### GIVEN REQUEST
Please retype the data in full and exactly; the pictures are not part of the copy.

### Saved data entries

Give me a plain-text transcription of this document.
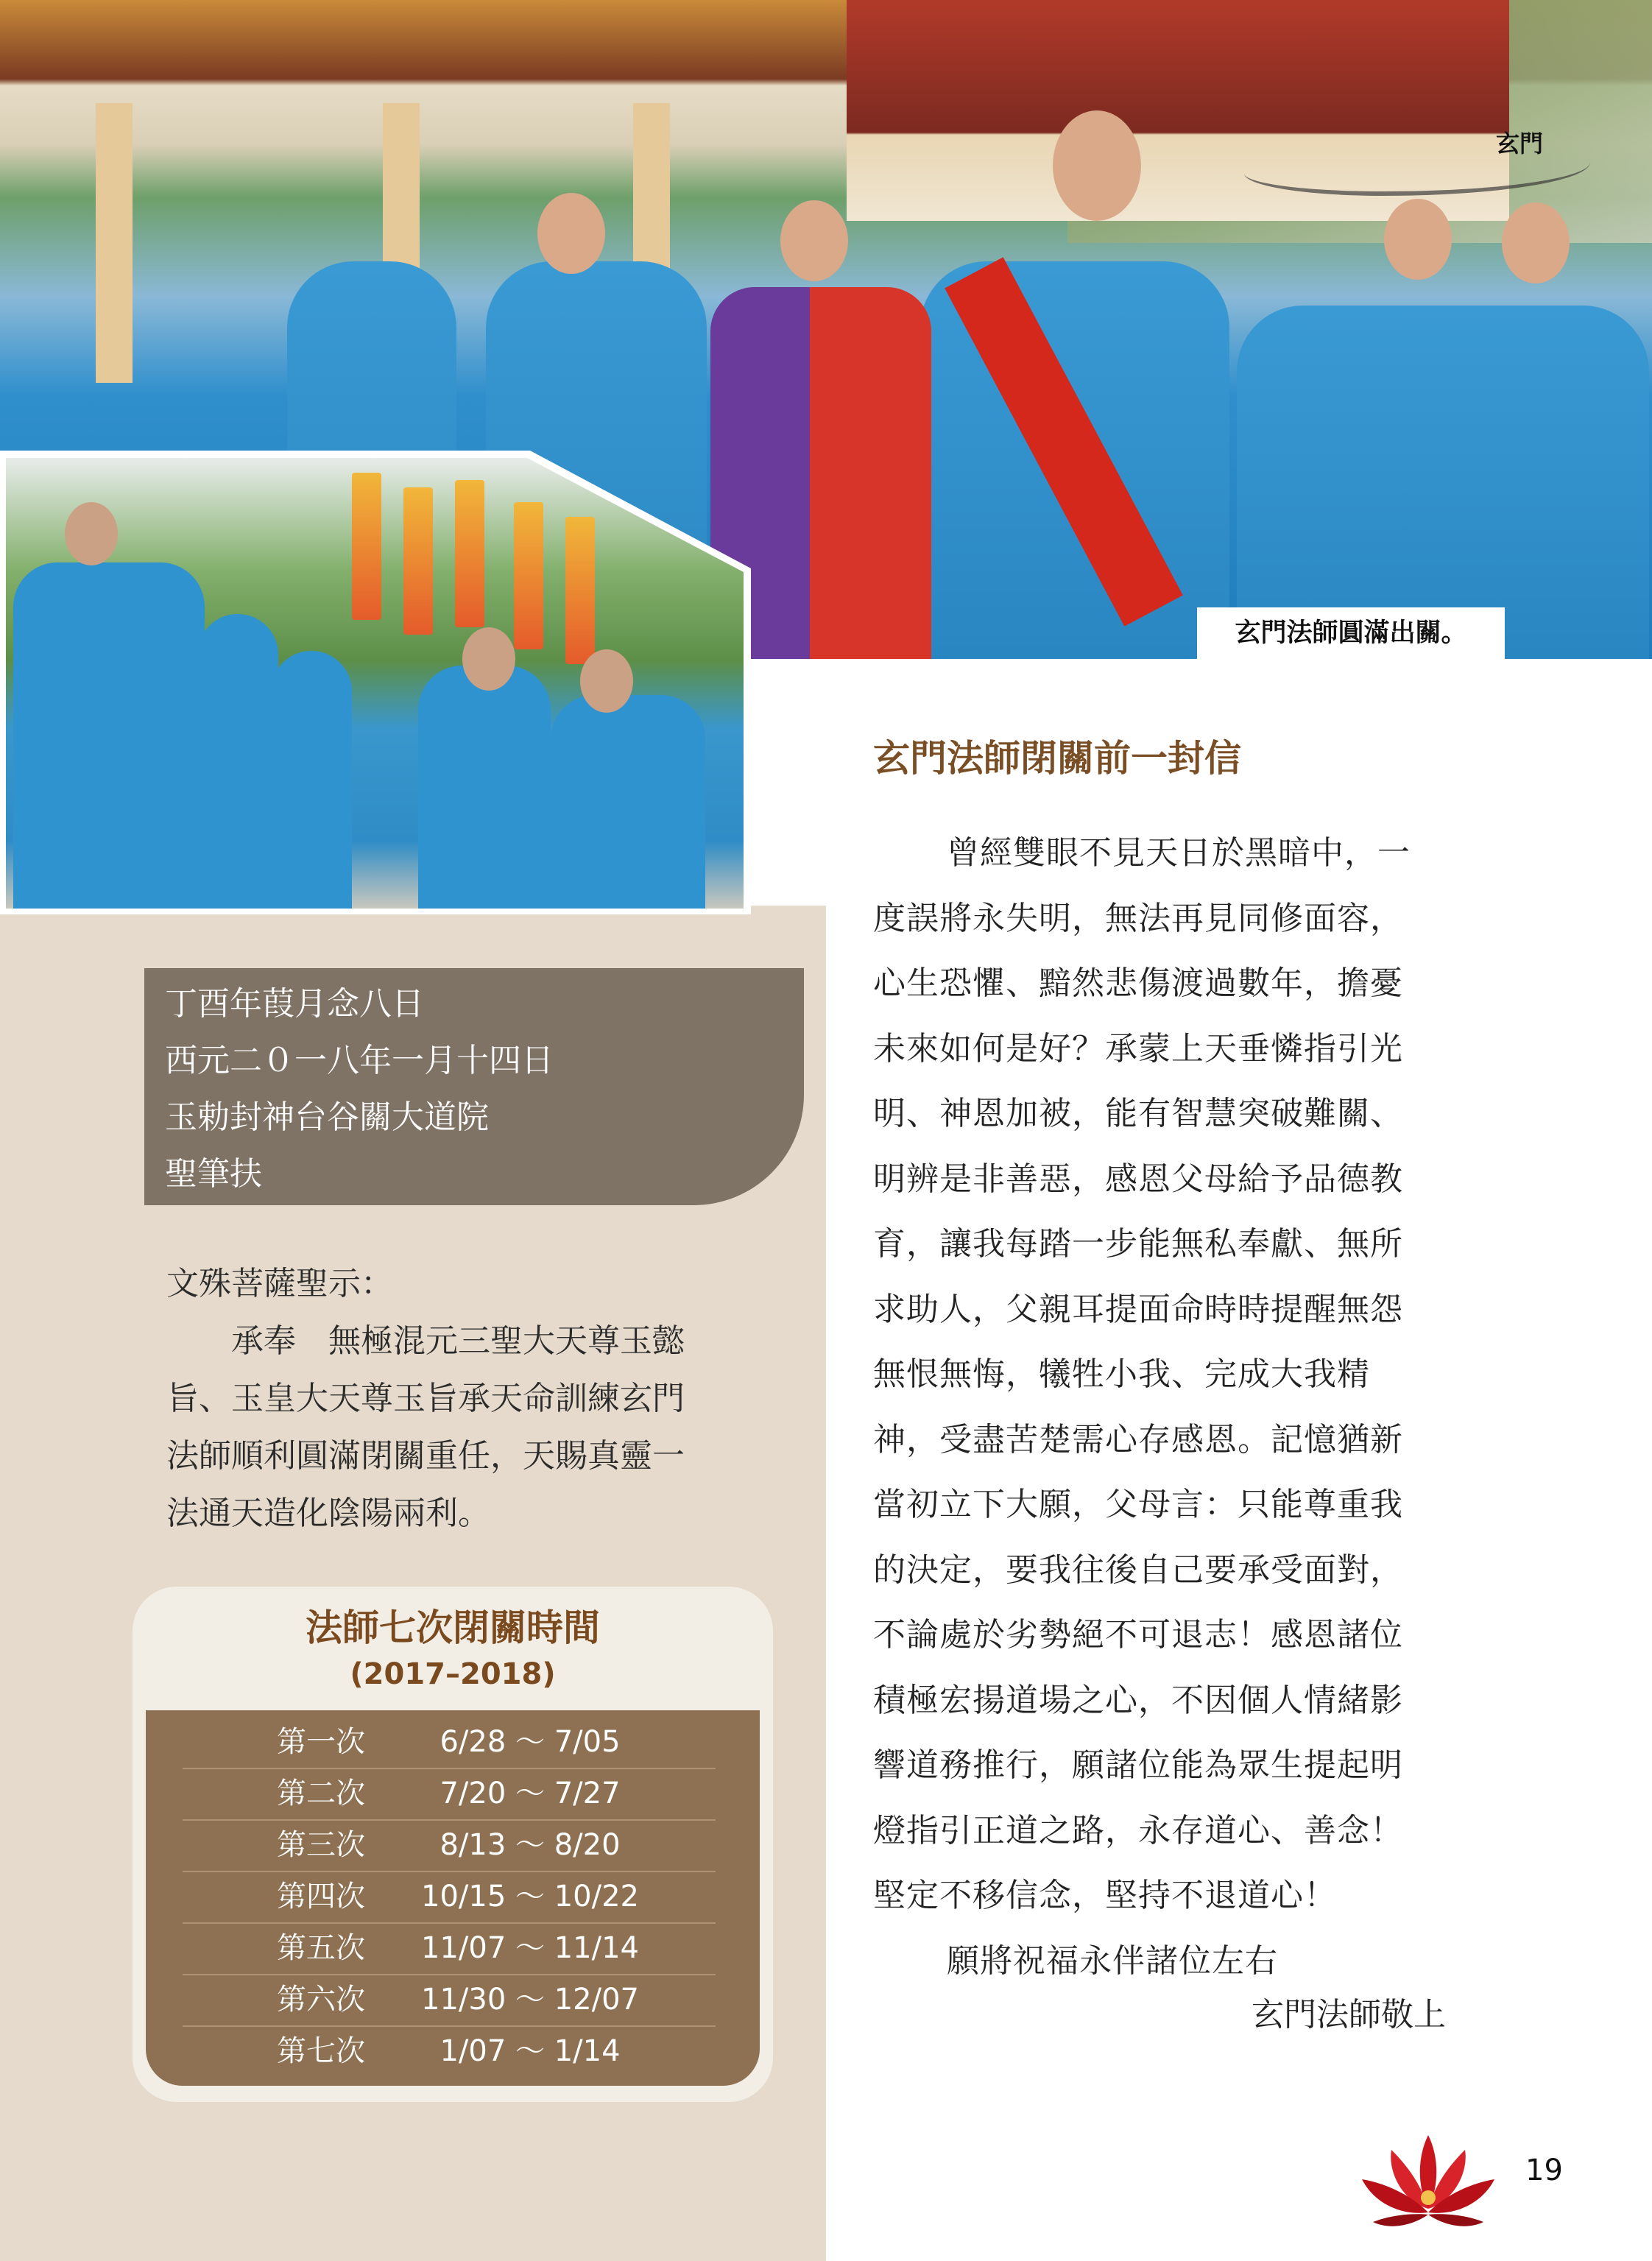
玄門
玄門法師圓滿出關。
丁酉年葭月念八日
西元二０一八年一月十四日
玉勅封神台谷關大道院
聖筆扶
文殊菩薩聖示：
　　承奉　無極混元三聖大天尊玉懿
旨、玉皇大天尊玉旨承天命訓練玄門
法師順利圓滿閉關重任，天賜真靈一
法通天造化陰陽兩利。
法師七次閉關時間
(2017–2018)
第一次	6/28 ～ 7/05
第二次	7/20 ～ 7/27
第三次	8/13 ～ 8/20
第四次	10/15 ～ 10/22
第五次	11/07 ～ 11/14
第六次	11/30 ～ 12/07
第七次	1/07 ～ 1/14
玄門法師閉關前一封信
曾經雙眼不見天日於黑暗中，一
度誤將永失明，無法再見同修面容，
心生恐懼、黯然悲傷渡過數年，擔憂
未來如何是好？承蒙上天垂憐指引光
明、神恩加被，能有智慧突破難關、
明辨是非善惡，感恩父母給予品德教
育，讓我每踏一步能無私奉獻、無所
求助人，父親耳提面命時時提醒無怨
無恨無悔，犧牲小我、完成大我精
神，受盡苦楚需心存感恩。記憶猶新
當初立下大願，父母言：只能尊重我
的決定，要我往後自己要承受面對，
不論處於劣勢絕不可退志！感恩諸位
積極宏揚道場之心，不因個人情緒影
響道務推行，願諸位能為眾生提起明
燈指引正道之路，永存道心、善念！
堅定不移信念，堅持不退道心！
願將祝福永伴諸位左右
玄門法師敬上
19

### RESULT FOR THIS EXERCISE
Give me a plain-text transcription of this document.
玄門
玄門法師圓滿出關。
丁酉年葭月念八日
西元二０一八年一月十四日
玉勅封神台谷關大道院
聖筆扶
文殊菩薩聖示：
　　承奉　無極混元三聖大天尊玉懿
旨、玉皇大天尊玉旨承天命訓練玄門
法師順利圓滿閉關重任，天賜真靈一
法通天造化陰陽兩利。
法師七次閉關時間
(2017–2018)
第一次	6/28 ～ 7/05
第二次	7/20 ～ 7/27
第三次	8/13 ～ 8/20
第四次	10/15 ～ 10/22
第五次	11/07 ～ 11/14
第六次	11/30 ～ 12/07
第七次	1/07 ～ 1/14
玄門法師閉關前一封信
曾經雙眼不見天日於黑暗中，一
度誤將永失明，無法再見同修面容，
心生恐懼、黯然悲傷渡過數年，擔憂
未來如何是好？承蒙上天垂憐指引光
明、神恩加被，能有智慧突破難關、
明辨是非善惡，感恩父母給予品德教
育，讓我每踏一步能無私奉獻、無所
求助人，父親耳提面命時時提醒無怨
無恨無悔，犧牲小我、完成大我精
神，受盡苦楚需心存感恩。記憶猶新
當初立下大願，父母言：只能尊重我
的決定，要我往後自己要承受面對，
不論處於劣勢絕不可退志！感恩諸位
積極宏揚道場之心，不因個人情緒影
響道務推行，願諸位能為眾生提起明
燈指引正道之路，永存道心、善念！
堅定不移信念，堅持不退道心！
願將祝福永伴諸位左右
玄門法師敬上
19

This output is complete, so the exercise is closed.